▸ WHAT IS NEEDED
Swap "Combined" for "General" in the records, starting with the line that contains "- cell-date: 10-12-2021: [1105, 441, 1410, 493]" and going on through the line that contains "- cell-date: 10-12-2021: [1105, 696, 1410, 748]". Return only those lines, with everything else left unchanged.

--- --- ---

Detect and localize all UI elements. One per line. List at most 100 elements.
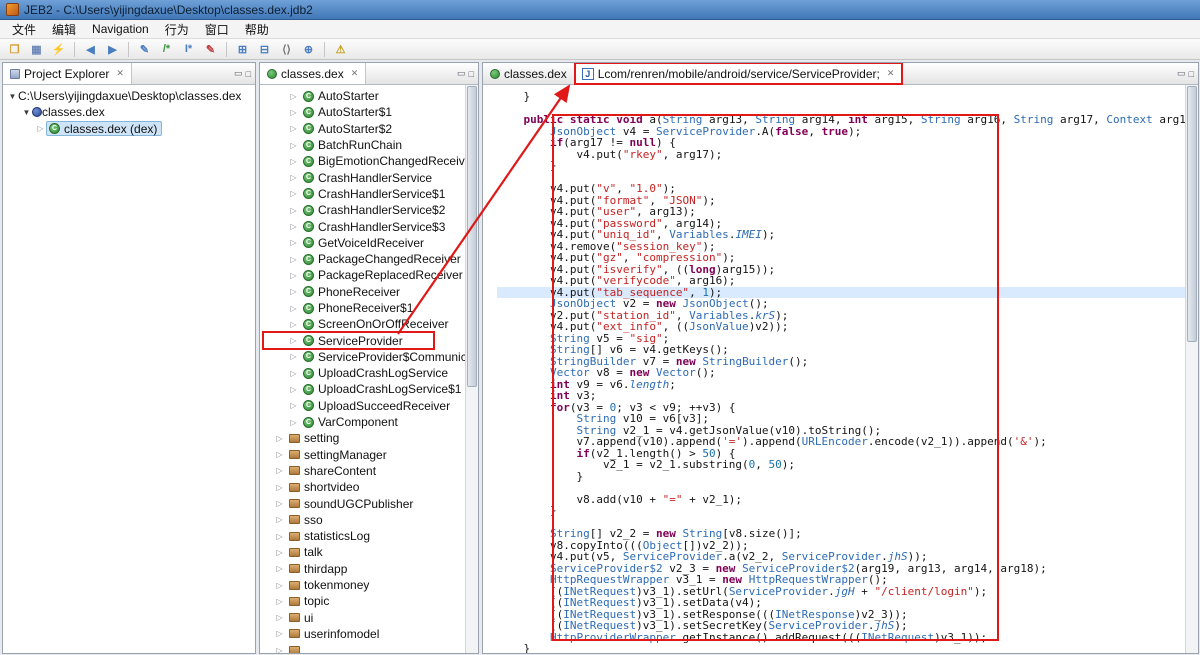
comment-icon[interactable]: /* (156, 40, 177, 58)
chevron-right-icon[interactable] (288, 219, 299, 234)
chevron-right-icon[interactable] (274, 643, 285, 653)
forward-icon[interactable]: ▶ (102, 40, 123, 58)
class-tree-item[interactable]: UploadCrashLogService (260, 365, 478, 381)
tag-icon[interactable]: ⊕ (298, 40, 319, 58)
chevron-right-icon[interactable] (274, 545, 285, 560)
class-tree-item[interactable] (260, 642, 478, 653)
tab-project-explorer[interactable]: Project Explorer (3, 63, 132, 84)
class-tree-item[interactable]: statisticsLog (260, 528, 478, 544)
chevron-right-icon[interactable] (274, 529, 285, 544)
table-view-icon[interactable]: ⊞ (232, 40, 253, 58)
code-view[interactable]: } public static void a(String arg13, Str… (483, 85, 1198, 653)
open-file-icon[interactable]: ❒ (4, 40, 25, 58)
menu-item-1[interactable]: 编辑 (44, 20, 84, 39)
class-tree-item[interactable]: BigEmotionChangedReceiver (260, 153, 478, 169)
class-tree-item[interactable]: ServiceProvider$Communicatio (260, 349, 478, 365)
class-tree-item[interactable]: settingManager (260, 447, 478, 463)
class-tree-item[interactable]: soundUGCPublisher (260, 495, 478, 511)
class-tree-item[interactable]: UploadSucceedReceiver (260, 398, 478, 414)
class-tree-item[interactable]: ui (260, 610, 478, 626)
chevron-right-icon[interactable] (288, 121, 299, 136)
chevron-right-icon[interactable] (274, 480, 285, 495)
save-icon[interactable]: ▦ (26, 40, 47, 58)
chevron-right-icon[interactable] (274, 561, 285, 576)
close-icon[interactable] (351, 68, 359, 79)
tree-item-project-root[interactable]: C:\Users\yijingdaxue\Desktop\classes.dex (3, 88, 255, 104)
xml-view-icon[interactable]: ⟨⟩ (276, 40, 297, 58)
tree-item-classes-dex[interactable]: classes.dex (3, 104, 255, 120)
chevron-right-icon[interactable] (274, 610, 285, 625)
chevron-right-icon[interactable] (288, 89, 299, 104)
chevron-right-icon[interactable] (288, 284, 299, 299)
scrollbar-thumb[interactable] (1187, 86, 1197, 342)
chevron-right-icon[interactable] (288, 349, 299, 364)
class-tree-item[interactable]: AutoStarter$1 (260, 104, 478, 120)
class-tree-item[interactable]: PhoneReceiver (260, 284, 478, 300)
class-tree-item[interactable]: CrashHandlerService (260, 169, 478, 185)
scrollbar[interactable] (465, 85, 478, 653)
minimize-icon[interactable] (457, 68, 466, 79)
alert-icon[interactable]: ⚠ (330, 40, 351, 58)
chevron-right-icon[interactable] (288, 235, 299, 250)
class-tree-item[interactable]: ScreenOnOrOffReceiver (260, 316, 478, 332)
class-tree-item[interactable]: PackageReplacedReceiver (260, 267, 478, 283)
chevron-right-icon[interactable] (274, 578, 285, 593)
menu-item-5[interactable]: 帮助 (237, 20, 277, 39)
class-tree-item[interactable]: ServiceProvider (260, 331, 478, 351)
maximize-icon[interactable] (1189, 69, 1194, 79)
class-tree-item[interactable]: talk (260, 544, 478, 560)
class-tree-item[interactable]: userinfomodel (260, 626, 478, 642)
class-tree-item[interactable]: sso (260, 512, 478, 528)
maximize-icon[interactable] (246, 69, 251, 79)
close-icon[interactable] (116, 68, 124, 79)
annotate-icon[interactable]: I* (178, 40, 199, 58)
grid-view-icon[interactable]: ⊟ (254, 40, 275, 58)
chevron-right-icon[interactable] (288, 301, 299, 316)
chevron-right-icon[interactable] (288, 252, 299, 267)
chevron-right-icon[interactable] (274, 626, 285, 641)
chevron-right-icon[interactable] (288, 105, 299, 120)
menu-item-4[interactable]: 窗口 (197, 20, 237, 39)
close-icon[interactable] (887, 68, 895, 79)
class-tree-item[interactable]: CrashHandlerService$2 (260, 202, 478, 218)
edit-icon[interactable]: ✎ (200, 40, 221, 58)
maximize-icon[interactable] (469, 69, 474, 79)
tab-serviceprovider[interactable]: Lcom/renren/mobile/android/service/Servi… (573, 63, 904, 85)
chevron-right-icon[interactable] (288, 203, 299, 218)
scrollbar[interactable] (1185, 85, 1198, 653)
class-tree-item[interactable]: AutoStarter$2 (260, 121, 478, 137)
menu-item-3[interactable]: 行为 (157, 20, 197, 39)
class-tree-item[interactable]: AutoStarter (260, 88, 478, 104)
class-tree-item[interactable]: VarComponent (260, 414, 478, 430)
chevron-right-icon[interactable] (288, 138, 299, 153)
chevron-right-icon[interactable] (274, 512, 285, 527)
chevron-right-icon[interactable] (274, 431, 285, 446)
class-tree-item[interactable]: shareContent (260, 463, 478, 479)
tree-item-classes-dex-unit[interactable]: classes.dex (dex) (3, 121, 255, 137)
chevron-expanded-icon[interactable] (21, 105, 32, 120)
scrollbar-thumb[interactable] (467, 86, 477, 388)
menu-item-0[interactable]: 文件 (4, 20, 44, 39)
chevron-right-icon[interactable] (288, 317, 299, 332)
class-tree-item[interactable]: CrashHandlerService$3 (260, 218, 478, 234)
chevron-expanded-icon[interactable] (7, 89, 18, 104)
chevron-right-icon[interactable] (288, 415, 299, 430)
class-tree-item[interactable]: UploadCrashLogService$1 (260, 381, 478, 397)
chevron-right-icon[interactable] (288, 186, 299, 201)
chevron-right-icon[interactable] (35, 121, 46, 136)
chevron-right-icon[interactable] (274, 496, 285, 511)
class-tree-item[interactable]: GetVoiceIdReceiver (260, 235, 478, 251)
class-tree-item[interactable]: tokenmoney (260, 577, 478, 593)
class-tree-item[interactable]: PhoneReceiver$1 (260, 300, 478, 316)
chevron-right-icon[interactable] (274, 463, 285, 478)
tab-classes-dex-editor[interactable]: classes.dex (483, 63, 575, 84)
minimize-icon[interactable] (1177, 68, 1186, 79)
chevron-right-icon[interactable] (288, 382, 299, 397)
chevron-right-icon[interactable] (288, 333, 299, 348)
class-tree-item[interactable]: CrashHandlerService$1 (260, 186, 478, 202)
class-tree-item[interactable]: shortvideo (260, 479, 478, 495)
chevron-right-icon[interactable] (274, 594, 285, 609)
chevron-right-icon[interactable] (288, 398, 299, 413)
back-icon[interactable]: ◀ (80, 40, 101, 58)
chevron-right-icon[interactable] (288, 154, 299, 169)
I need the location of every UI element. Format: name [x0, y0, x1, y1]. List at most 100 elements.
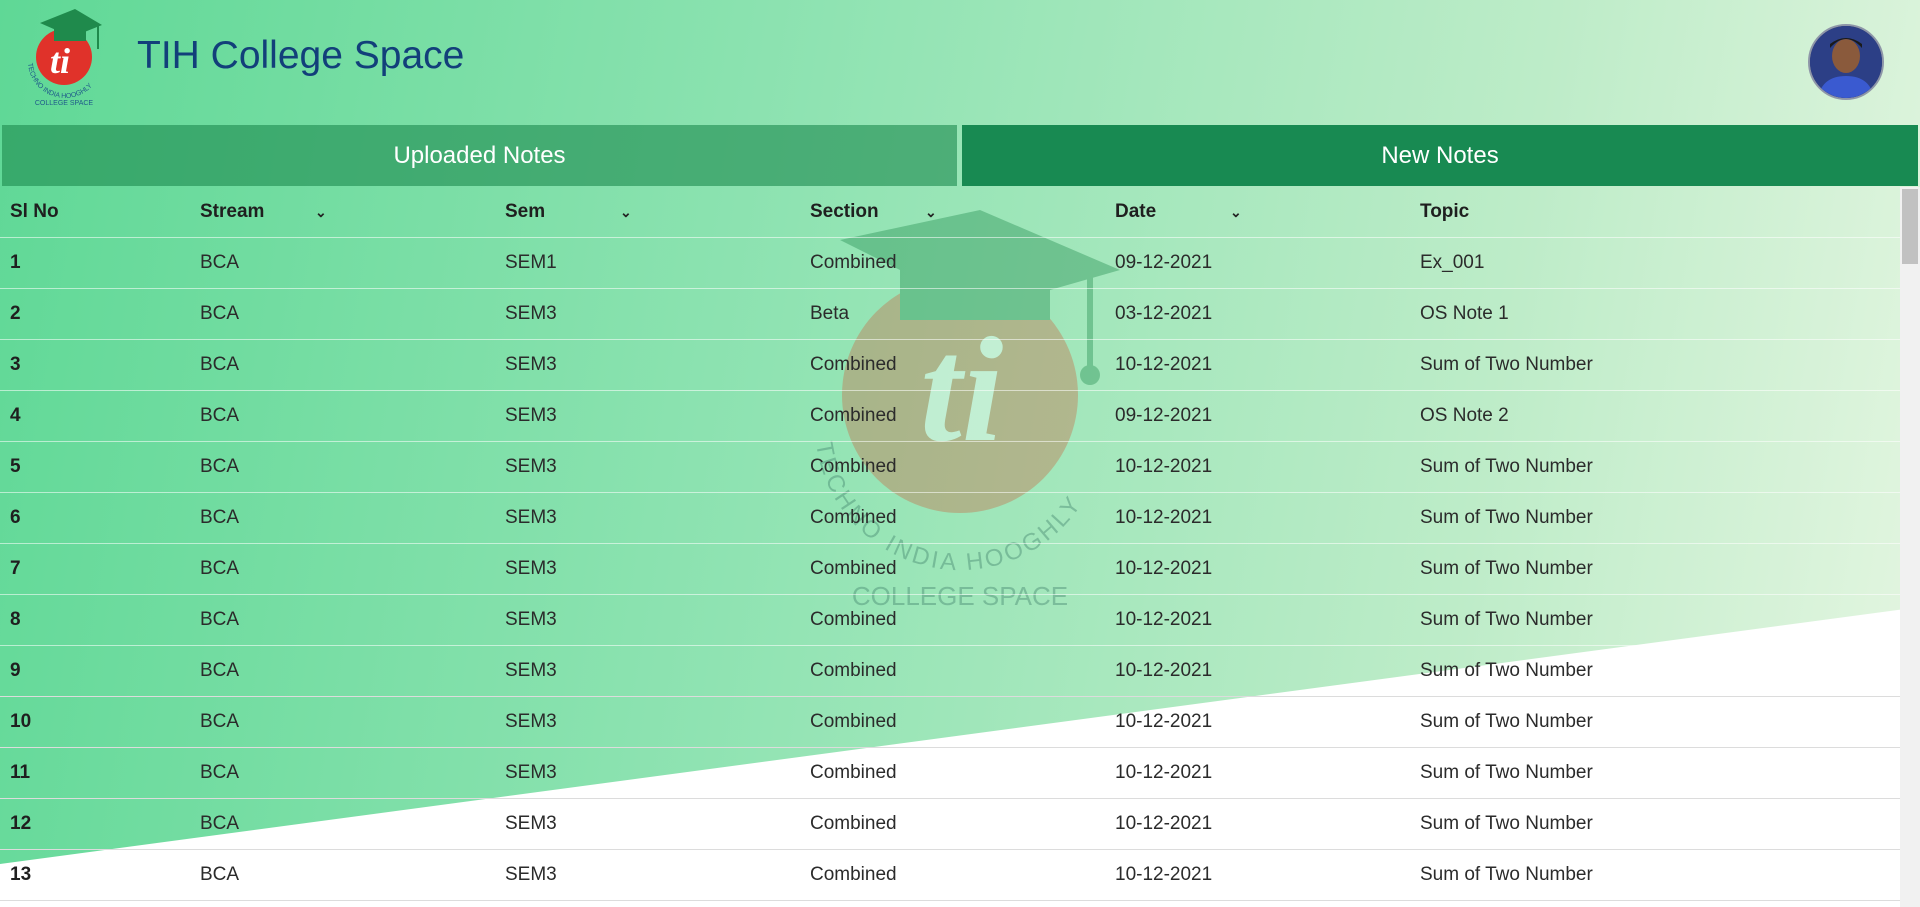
- cell-date: 10-12-2021: [1105, 441, 1410, 493]
- cell-sl: 3: [0, 339, 190, 391]
- cell-date: 09-12-2021: [1105, 237, 1410, 289]
- header-section[interactable]: Section ⌄: [800, 187, 1105, 238]
- cell-sl: 6: [0, 492, 190, 544]
- table-row[interactable]: 13 BCA SEM3 Combined 10-12-2021 Sum of Two Nu…: [0, 849, 1900, 901]
- header-sl-no: Sl No: [0, 187, 190, 238]
- user-avatar[interactable]: [1808, 24, 1884, 100]
- cell-sl: 13: [0, 849, 190, 901]
- cell-sem: SEM3: [495, 288, 800, 340]
- cell-date: 03-12-2021: [1105, 288, 1410, 340]
- table-row[interactable]: 1 BCA SEM1 Combined 09-12-2021 Ex_001: [0, 237, 1900, 289]
- header-stream[interactable]: Stream ⌄: [190, 187, 495, 238]
- cell-stream: BCA: [190, 849, 495, 901]
- table-row[interactable]: 12 BCA SEM3 Combined 10-12-2021 Sum of Two Nu…: [0, 798, 1900, 850]
- cell-date: 09-12-2021: [1105, 390, 1410, 442]
- cell-date: 10-12-2021: [1105, 696, 1410, 748]
- cell-date: 10-12-2021: [1105, 543, 1410, 595]
- cell-stream: BCA: [190, 390, 495, 442]
- cell-sl: 1: [0, 237, 190, 289]
- cell-topic: Sum of Two Number: [1410, 492, 1900, 544]
- cell-stream: BCA: [190, 288, 495, 340]
- table-row[interactable]: 4 BCA SEM3 Combined 09-12-2021 OS Note 2: [0, 390, 1900, 442]
- cell-section: Combined: [800, 645, 1105, 697]
- header-date[interactable]: Date ⌄: [1105, 187, 1410, 238]
- vertical-scrollbar[interactable]: [1900, 187, 1920, 907]
- table-row[interactable]: 6 BCA SEM3 Combined 10-12-2021 Sum of Two Num…: [0, 492, 1900, 544]
- scrollbar-thumb[interactable]: [1902, 189, 1918, 264]
- cell-stream: BCA: [190, 441, 495, 493]
- cell-sem: SEM1: [495, 237, 800, 289]
- chevron-down-icon[interactable]: ⌄: [1230, 204, 1242, 221]
- cell-section: Combined: [800, 849, 1105, 901]
- svg-text:ti: ti: [50, 41, 70, 81]
- cell-sem: SEM3: [495, 798, 800, 850]
- cell-date: 10-12-2021: [1105, 747, 1410, 799]
- cell-date: 10-12-2021: [1105, 594, 1410, 646]
- cell-date: 10-12-2021: [1105, 645, 1410, 697]
- cell-sl: 9: [0, 645, 190, 697]
- cell-date: 10-12-2021: [1105, 492, 1410, 544]
- svg-text:COLLEGE SPACE: COLLEGE SPACE: [35, 100, 94, 107]
- cell-sl: 10: [0, 696, 190, 748]
- cell-topic: Sum of Two Number: [1410, 594, 1900, 646]
- cell-stream: BCA: [190, 645, 495, 697]
- cell-stream: BCA: [190, 339, 495, 391]
- cell-sl: 4: [0, 390, 190, 442]
- cell-sem: SEM3: [495, 543, 800, 595]
- cell-date: 10-12-2021: [1105, 849, 1410, 901]
- cell-sl: 11: [0, 747, 190, 799]
- cell-sl: 2: [0, 288, 190, 340]
- college-logo-icon[interactable]: ti TECHNO INDIA HOOGHLY COLLEGE SPACE: [20, 5, 108, 109]
- cell-section: Combined: [800, 390, 1105, 442]
- table-row[interactable]: 11 BCA SEM3 Combined 10-12-2021 Sum of Two Nu…: [0, 747, 1900, 799]
- cell-sl: 5: [0, 441, 190, 493]
- cell-section: Combined: [800, 543, 1105, 595]
- table-row[interactable]: 5 BCA SEM3 Combined 10-12-2021 Sum of Two Num…: [0, 441, 1900, 493]
- cell-sl: 7: [0, 543, 190, 595]
- cell-section: Beta: [800, 288, 1105, 340]
- header-section-label: Section: [810, 201, 879, 222]
- cell-stream: BCA: [190, 747, 495, 799]
- header-sem[interactable]: Sem ⌄: [495, 187, 800, 238]
- cell-sem: SEM3: [495, 696, 800, 748]
- cell-stream: BCA: [190, 492, 495, 544]
- cell-topic: Sum of Two Number: [1410, 543, 1900, 595]
- cell-date: 10-12-2021: [1105, 798, 1410, 850]
- notes-table: Sl No Stream ⌄ Sem ⌄ Section ⌄ Date ⌄ Topic …: [0, 187, 1900, 901]
- header-sem-label: Sem: [505, 201, 546, 222]
- table-row[interactable]: 8 BCA SEM3 Combined 10-12-2021 Sum of Two Num…: [0, 594, 1900, 646]
- cell-stream: BCA: [190, 798, 495, 850]
- tab-uploaded-notes[interactable]: Uploaded Notes: [2, 125, 957, 186]
- cell-stream: BCA: [190, 237, 495, 289]
- table-row[interactable]: 10 BCA SEM3 Combined 10-12-2021 Sum of Two Nu…: [0, 696, 1900, 748]
- chevron-down-icon[interactable]: ⌄: [925, 204, 937, 221]
- cell-topic: Sum of Two Number: [1410, 798, 1900, 850]
- cell-topic: Sum of Two Number: [1410, 339, 1900, 391]
- cell-section: Combined: [800, 696, 1105, 748]
- table-row[interactable]: 2 BCA SEM3 Beta 03-12-2021 OS Note 1: [0, 288, 1900, 340]
- cell-sem: SEM3: [495, 339, 800, 391]
- table-row[interactable]: 9 BCA SEM3 Combined 10-12-2021 Sum of Two Num…: [0, 645, 1900, 697]
- cell-topic: Sum of Two Number: [1410, 645, 1900, 697]
- cell-sl: 8: [0, 594, 190, 646]
- chevron-down-icon[interactable]: ⌄: [315, 204, 327, 221]
- table-row[interactable]: 7 BCA SEM3 Combined 10-12-2021 Sum of Two Num…: [0, 543, 1900, 595]
- notes-tabs: Uploaded Notes New Notes: [0, 125, 1920, 187]
- cell-topic: Sum of Two Number: [1410, 747, 1900, 799]
- cell-section: Combined: [800, 798, 1105, 850]
- header-stream-label: Stream: [200, 201, 265, 222]
- cell-stream: BCA: [190, 543, 495, 595]
- cell-topic: Ex_001: [1410, 237, 1900, 289]
- user-avatar-icon: [1810, 26, 1882, 98]
- app-title: TIH College Space: [137, 34, 465, 77]
- tab-new-notes[interactable]: New Notes: [962, 125, 1918, 186]
- cell-section: Combined: [800, 492, 1105, 544]
- cell-stream: BCA: [190, 594, 495, 646]
- cell-sem: SEM3: [495, 594, 800, 646]
- table-header-row: Sl No Stream ⌄ Sem ⌄ Section ⌄ Date ⌄ Topic: [0, 187, 1900, 238]
- cell-stream: BCA: [190, 696, 495, 748]
- cell-topic: OS Note 2: [1410, 390, 1900, 442]
- table-row[interactable]: 3 BCA SEM3 Combined 10-12-2021 Sum of Two Num…: [0, 339, 1900, 391]
- chevron-down-icon[interactable]: ⌄: [620, 204, 632, 221]
- cell-section: Combined: [800, 747, 1105, 799]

--- --- ---

▸ RESPONSE
- cell-date: 10-12-2021: [1105, 441, 1410, 493]
- cell-sl: 3: [0, 339, 190, 391]
- cell-date: 09-12-2021: [1105, 237, 1410, 289]
- header-section[interactable]: Section ⌄: [800, 187, 1105, 238]
- cell-sl: 6: [0, 492, 190, 544]
- table-row[interactable]: 13 BCA SEM3 General 10-12-2021 Sum of Two Nu…: [0, 849, 1900, 901]
- header-sl-no: Sl No: [0, 187, 190, 238]
- user-avatar[interactable]: [1808, 24, 1884, 100]
- cell-sl: 13: [0, 849, 190, 901]
- cell-sem: SEM3: [495, 288, 800, 340]
- cell-date: 03-12-2021: [1105, 288, 1410, 340]
- table-row[interactable]: 1 BCA SEM1 General 09-12-2021 Ex_001: [0, 237, 1900, 289]
- header-stream[interactable]: Stream ⌄: [190, 187, 495, 238]
- cell-stream: BCA: [190, 849, 495, 901]
- table-row[interactable]: 12 BCA SEM3 General 10-12-2021 Sum of Two Nu…: [0, 798, 1900, 850]
- cell-date: 09-12-2021: [1105, 390, 1410, 442]
- cell-date: 10-12-2021: [1105, 696, 1410, 748]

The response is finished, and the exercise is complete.